-- BEGIN GIVEN ENTRIES --
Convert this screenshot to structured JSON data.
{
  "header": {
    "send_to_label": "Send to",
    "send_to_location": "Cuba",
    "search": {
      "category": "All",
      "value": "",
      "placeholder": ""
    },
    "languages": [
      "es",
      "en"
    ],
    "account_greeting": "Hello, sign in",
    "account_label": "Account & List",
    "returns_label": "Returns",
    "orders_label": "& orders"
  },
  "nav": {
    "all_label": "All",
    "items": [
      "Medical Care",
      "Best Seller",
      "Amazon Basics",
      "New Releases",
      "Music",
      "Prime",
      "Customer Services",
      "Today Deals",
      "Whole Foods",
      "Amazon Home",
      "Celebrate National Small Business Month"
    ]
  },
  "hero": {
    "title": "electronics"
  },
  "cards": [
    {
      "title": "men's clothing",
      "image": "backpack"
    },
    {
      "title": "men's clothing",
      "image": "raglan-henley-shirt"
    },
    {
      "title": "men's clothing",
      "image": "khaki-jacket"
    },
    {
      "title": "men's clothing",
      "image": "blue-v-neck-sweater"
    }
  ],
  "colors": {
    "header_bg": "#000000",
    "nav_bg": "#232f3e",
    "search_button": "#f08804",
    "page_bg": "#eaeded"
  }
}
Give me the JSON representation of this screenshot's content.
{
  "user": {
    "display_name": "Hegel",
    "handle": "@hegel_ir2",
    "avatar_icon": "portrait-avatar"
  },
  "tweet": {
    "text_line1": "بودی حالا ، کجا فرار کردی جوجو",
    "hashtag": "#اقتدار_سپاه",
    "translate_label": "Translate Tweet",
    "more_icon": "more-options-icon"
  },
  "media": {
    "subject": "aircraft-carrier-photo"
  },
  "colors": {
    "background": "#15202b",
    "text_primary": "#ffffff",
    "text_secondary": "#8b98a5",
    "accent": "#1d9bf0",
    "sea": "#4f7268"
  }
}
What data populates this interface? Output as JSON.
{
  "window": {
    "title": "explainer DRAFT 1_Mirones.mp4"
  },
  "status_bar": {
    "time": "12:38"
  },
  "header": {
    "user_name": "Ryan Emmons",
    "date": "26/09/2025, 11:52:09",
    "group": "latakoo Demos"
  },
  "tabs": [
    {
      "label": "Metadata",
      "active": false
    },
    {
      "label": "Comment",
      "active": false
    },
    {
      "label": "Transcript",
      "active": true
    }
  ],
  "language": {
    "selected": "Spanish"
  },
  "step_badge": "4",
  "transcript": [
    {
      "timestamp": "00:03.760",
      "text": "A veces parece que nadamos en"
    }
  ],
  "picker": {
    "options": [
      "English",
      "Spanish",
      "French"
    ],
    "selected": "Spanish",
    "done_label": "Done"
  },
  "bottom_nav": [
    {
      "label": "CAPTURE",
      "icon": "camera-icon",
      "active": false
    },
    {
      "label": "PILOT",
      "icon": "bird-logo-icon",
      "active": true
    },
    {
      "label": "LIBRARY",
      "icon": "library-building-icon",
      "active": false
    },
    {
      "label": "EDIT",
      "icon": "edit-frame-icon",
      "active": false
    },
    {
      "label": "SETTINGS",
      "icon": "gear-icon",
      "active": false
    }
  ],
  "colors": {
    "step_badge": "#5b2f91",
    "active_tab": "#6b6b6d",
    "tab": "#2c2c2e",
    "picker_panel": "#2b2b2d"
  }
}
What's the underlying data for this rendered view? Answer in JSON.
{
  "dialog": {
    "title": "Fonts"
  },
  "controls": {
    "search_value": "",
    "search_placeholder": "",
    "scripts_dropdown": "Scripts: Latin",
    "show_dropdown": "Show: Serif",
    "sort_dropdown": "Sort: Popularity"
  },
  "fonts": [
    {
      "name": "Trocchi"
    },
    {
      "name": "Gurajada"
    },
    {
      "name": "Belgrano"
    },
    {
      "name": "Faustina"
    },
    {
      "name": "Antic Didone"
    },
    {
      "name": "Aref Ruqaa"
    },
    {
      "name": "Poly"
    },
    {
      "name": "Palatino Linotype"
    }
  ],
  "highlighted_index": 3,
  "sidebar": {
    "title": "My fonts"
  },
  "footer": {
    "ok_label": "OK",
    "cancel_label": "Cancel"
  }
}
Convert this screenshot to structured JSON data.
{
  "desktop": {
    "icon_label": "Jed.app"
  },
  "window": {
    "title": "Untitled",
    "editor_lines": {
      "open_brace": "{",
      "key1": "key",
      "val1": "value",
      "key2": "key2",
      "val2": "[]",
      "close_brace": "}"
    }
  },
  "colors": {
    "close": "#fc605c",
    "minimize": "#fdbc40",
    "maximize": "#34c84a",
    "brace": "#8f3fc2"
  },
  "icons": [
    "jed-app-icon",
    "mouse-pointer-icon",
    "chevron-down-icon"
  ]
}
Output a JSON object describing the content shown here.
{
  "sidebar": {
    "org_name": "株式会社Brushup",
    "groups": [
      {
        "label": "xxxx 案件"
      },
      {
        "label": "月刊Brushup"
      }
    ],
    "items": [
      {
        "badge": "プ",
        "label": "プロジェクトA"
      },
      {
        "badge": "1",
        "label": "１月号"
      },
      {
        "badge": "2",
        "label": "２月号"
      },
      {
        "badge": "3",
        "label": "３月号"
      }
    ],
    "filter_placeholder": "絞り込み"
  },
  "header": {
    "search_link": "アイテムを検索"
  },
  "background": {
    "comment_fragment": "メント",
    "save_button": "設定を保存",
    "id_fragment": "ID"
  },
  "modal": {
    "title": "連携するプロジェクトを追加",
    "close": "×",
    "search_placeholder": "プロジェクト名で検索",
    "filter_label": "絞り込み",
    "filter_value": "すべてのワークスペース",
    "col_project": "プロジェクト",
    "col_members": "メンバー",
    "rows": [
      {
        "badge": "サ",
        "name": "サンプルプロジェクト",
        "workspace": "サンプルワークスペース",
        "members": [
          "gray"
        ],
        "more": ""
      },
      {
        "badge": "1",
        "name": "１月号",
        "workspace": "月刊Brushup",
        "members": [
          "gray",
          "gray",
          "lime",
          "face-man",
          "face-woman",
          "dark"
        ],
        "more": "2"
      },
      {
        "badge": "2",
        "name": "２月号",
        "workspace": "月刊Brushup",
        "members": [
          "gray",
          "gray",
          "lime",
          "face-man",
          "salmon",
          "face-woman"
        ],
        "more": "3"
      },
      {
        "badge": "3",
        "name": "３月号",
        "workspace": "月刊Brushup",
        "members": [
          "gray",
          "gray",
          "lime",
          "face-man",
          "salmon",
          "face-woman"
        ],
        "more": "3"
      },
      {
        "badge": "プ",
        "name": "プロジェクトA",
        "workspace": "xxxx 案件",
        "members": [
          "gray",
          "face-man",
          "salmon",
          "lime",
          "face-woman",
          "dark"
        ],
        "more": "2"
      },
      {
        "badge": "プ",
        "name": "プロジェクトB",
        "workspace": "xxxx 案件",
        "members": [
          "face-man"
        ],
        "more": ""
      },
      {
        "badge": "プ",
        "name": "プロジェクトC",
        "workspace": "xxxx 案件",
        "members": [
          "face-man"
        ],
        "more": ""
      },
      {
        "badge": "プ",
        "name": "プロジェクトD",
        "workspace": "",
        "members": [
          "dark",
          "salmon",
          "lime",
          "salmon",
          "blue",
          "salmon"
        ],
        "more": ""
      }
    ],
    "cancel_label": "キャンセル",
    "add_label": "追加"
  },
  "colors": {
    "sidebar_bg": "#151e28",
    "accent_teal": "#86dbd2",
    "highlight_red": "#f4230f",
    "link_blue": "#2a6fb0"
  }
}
-- END GIVEN ENTRIES --
EXERCISE:
Repeat the listing in full, keeping every line exactly as it is.

SOLUTION TO THIS TASK:
Convert this screenshot to structured JSON data.
{
  "header": {
    "send_to_label": "Send to",
    "send_to_location": "Cuba",
    "search": {
      "category": "All",
      "value": "",
      "placeholder": ""
    },
    "languages": [
      "es",
      "en"
    ],
    "account_greeting": "Hello, sign in",
    "account_label": "Account & List",
    "returns_label": "Returns",
    "orders_label": "& orders"
  },
  "nav": {
    "all_label": "All",
    "items": [
      "Medical Care",
      "Best Seller",
      "Amazon Basics",
      "New Releases",
      "Music",
      "Prime",
      "Customer Services",
      "Today Deals",
      "Whole Foods",
      "Amazon Home",
      "Celebrate National Small Business Month"
    ]
  },
  "hero": {
    "title": "electronics"
  },
  "cards": [
    {
      "title": "men's clothing",
      "image": "backpack"
    },
    {
      "title": "men's clothing",
      "image": "raglan-henley-shirt"
    },
    {
      "title": "men's clothing",
      "image": "khaki-jacket"
    },
    {
      "title": "men's clothing",
      "image": "blue-v-neck-sweater"
    }
  ],
  "colors": {
    "header_bg": "#000000",
    "nav_bg": "#232f3e",
    "search_button": "#f08804",
    "page_bg": "#eaeded"
  }
}
Give me the JSON representation of this screenshot's content.
{
  "user": {
    "display_name": "Hegel",
    "handle": "@hegel_ir2",
    "avatar_icon": "portrait-avatar"
  },
  "tweet": {
    "text_line1": "بودی حالا ، کجا فرار کردی جوجو",
    "hashtag": "#اقتدار_سپاه",
    "translate_label": "Translate Tweet",
    "more_icon": "more-options-icon"
  },
  "media": {
    "subject": "aircraft-carrier-photo"
  },
  "colors": {
    "background": "#15202b",
    "text_primary": "#ffffff",
    "text_secondary": "#8b98a5",
    "accent": "#1d9bf0",
    "sea": "#4f7268"
  }
}
What data populates this interface? Output as JSON.
{
  "window": {
    "title": "explainer DRAFT 1_Mirones.mp4"
  },
  "status_bar": {
    "time": "12:38"
  },
  "header": {
    "user_name": "Ryan Emmons",
    "date": "26/09/2025, 11:52:09",
    "group": "latakoo Demos"
  },
  "tabs": [
    {
      "label": "Metadata",
      "active": false
    },
    {
      "label": "Comment",
      "active": false
    },
    {
      "label": "Transcript",
      "active": true
    }
  ],
  "language": {
    "selected": "Spanish"
  },
  "step_badge": "4",
  "transcript": [
    {
      "timestamp": "00:03.760",
      "text": "A veces parece que nadamos en"
    }
  ],
  "picker": {
    "options": [
      "English",
      "Spanish",
      "French"
    ],
    "selected": "Spanish",
    "done_label": "Done"
  },
  "bottom_nav": [
    {
      "label": "CAPTURE",
      "icon": "camera-icon",
      "active": false
    },
    {
      "label": "PILOT",
      "icon": "bird-logo-icon",
      "active": true
    },
    {
      "label": "LIBRARY",
      "icon": "library-building-icon",
      "active": false
    },
    {
      "label": "EDIT",
      "icon": "edit-frame-icon",
      "active": false
    },
    {
      "label": "SETTINGS",
      "icon": "gear-icon",
      "active": false
    }
  ],
  "colors": {
    "step_badge": "#5b2f91",
    "active_tab": "#6b6b6d",
    "tab": "#2c2c2e",
    "picker_panel": "#2b2b2d"
  }
}
What's the underlying data for this rendered view? Answer in JSON.
{
  "dialog": {
    "title": "Fonts"
  },
  "controls": {
    "search_value": "",
    "search_placeholder": "",
    "scripts_dropdown": "Scripts: Latin",
    "show_dropdown": "Show: Serif",
    "sort_dropdown": "Sort: Popularity"
  },
  "fonts": [
    {
      "name": "Trocchi"
    },
    {
      "name": "Gurajada"
    },
    {
      "name": "Belgrano"
    },
    {
      "name": "Faustina"
    },
    {
      "name": "Antic Didone"
    },
    {
      "name": "Aref Ruqaa"
    },
    {
      "name": "Poly"
    },
    {
      "name": "Palatino Linotype"
    }
  ],
  "highlighted_index": 3,
  "sidebar": {
    "title": "My fonts"
  },
  "footer": {
    "ok_label": "OK",
    "cancel_label": "Cancel"
  }
}
Convert this screenshot to structured JSON data.
{
  "desktop": {
    "icon_label": "Jed.app"
  },
  "window": {
    "title": "Untitled",
    "editor_lines": {
      "open_brace": "{",
      "key1": "key",
      "val1": "value",
      "key2": "key2",
      "val2": "[]",
      "close_brace": "}"
    }
  },
  "colors": {
    "close": "#fc605c",
    "minimize": "#fdbc40",
    "maximize": "#34c84a",
    "brace": "#8f3fc2"
  },
  "icons": [
    "jed-app-icon",
    "mouse-pointer-icon",
    "chevron-down-icon"
  ]
}
Output a JSON object describing the content shown here.
{
  "sidebar": {
    "org_name": "株式会社Brushup",
    "groups": [
      {
        "label": "xxxx 案件"
      },
      {
        "label": "月刊Brushup"
      }
    ],
    "items": [
      {
        "badge": "プ",
        "label": "プロジェクトA"
      },
      {
        "badge": "1",
        "label": "１月号"
      },
      {
        "badge": "2",
        "label": "２月号"
      },
      {
        "badge": "3",
        "label": "３月号"
      }
    ],
    "filter_placeholder": "絞り込み"
  },
  "header": {
    "search_link": "アイテムを検索"
  },
  "background": {
    "comment_fragment": "メント",
    "save_button": "設定を保存",
    "id_fragment": "ID"
  },
  "modal": {
    "title": "連携するプロジェクトを追加",
    "close": "×",
    "search_placeholder": "プロジェクト名で検索",
    "filter_label": "絞り込み",
    "filter_value": "すべてのワークスペース",
    "col_project": "プロジェクト",
    "col_members": "メンバー",
    "rows": [
      {
        "badge": "サ",
        "name": "サンプルプロジェクト",
        "workspace": "サンプルワークスペース",
        "members": [
          "gray"
        ],
        "more": ""
      },
      {
        "badge": "1",
        "name": "１月号",
        "workspace": "月刊Brushup",
        "members": [
          "gray",
          "gray",
          "lime",
          "face-man",
          "face-woman",
          "dark"
        ],
        "more": "2"
      },
      {
        "badge": "2",
        "name": "２月号",
        "workspace": "月刊Brushup",
        "members": [
          "gray",
          "gray",
          "lime",
          "face-man",
          "salmon",
          "face-woman"
        ],
        "more": "3"
      },
      {
        "badge": "3",
        "name": "３月号",
        "workspace": "月刊Brushup",
        "members": [
          "gray",
          "gray",
          "lime",
          "face-man",
          "salmon",
          "face-woman"
        ],
        "more": "3"
      },
      {
        "badge": "プ",
        "name": "プロジェクトA",
        "workspace": "xxxx 案件",
        "members": [
          "gray",
          "face-man",
          "salmon",
          "lime",
          "face-woman",
          "dark"
        ],
        "more": "2"
      },
      {
        "badge": "プ",
        "name": "プロジェクトB",
        "workspace": "xxxx 案件",
        "members": [
          "face-man"
        ],
        "more": ""
      },
      {
        "badge": "プ",
        "name": "プロジェクトC",
        "workspace": "xxxx 案件",
        "members": [
          "face-man"
        ],
        "more": ""
      },
      {
        "badge": "プ",
        "name": "プロジェクトD",
        "workspace": "",
        "members": [
          "dark",
          "salmon",
          "lime",
          "salmon",
          "blue",
          "salmon"
        ],
        "more": ""
      }
    ],
    "cancel_label": "キャンセル",
    "add_label": "追加"
  },
  "colors": {
    "sidebar_bg": "#151e28",
    "accent_teal": "#86dbd2",
    "highlight_red": "#f4230f",
    "link_blue": "#2a6fb0"
  }
}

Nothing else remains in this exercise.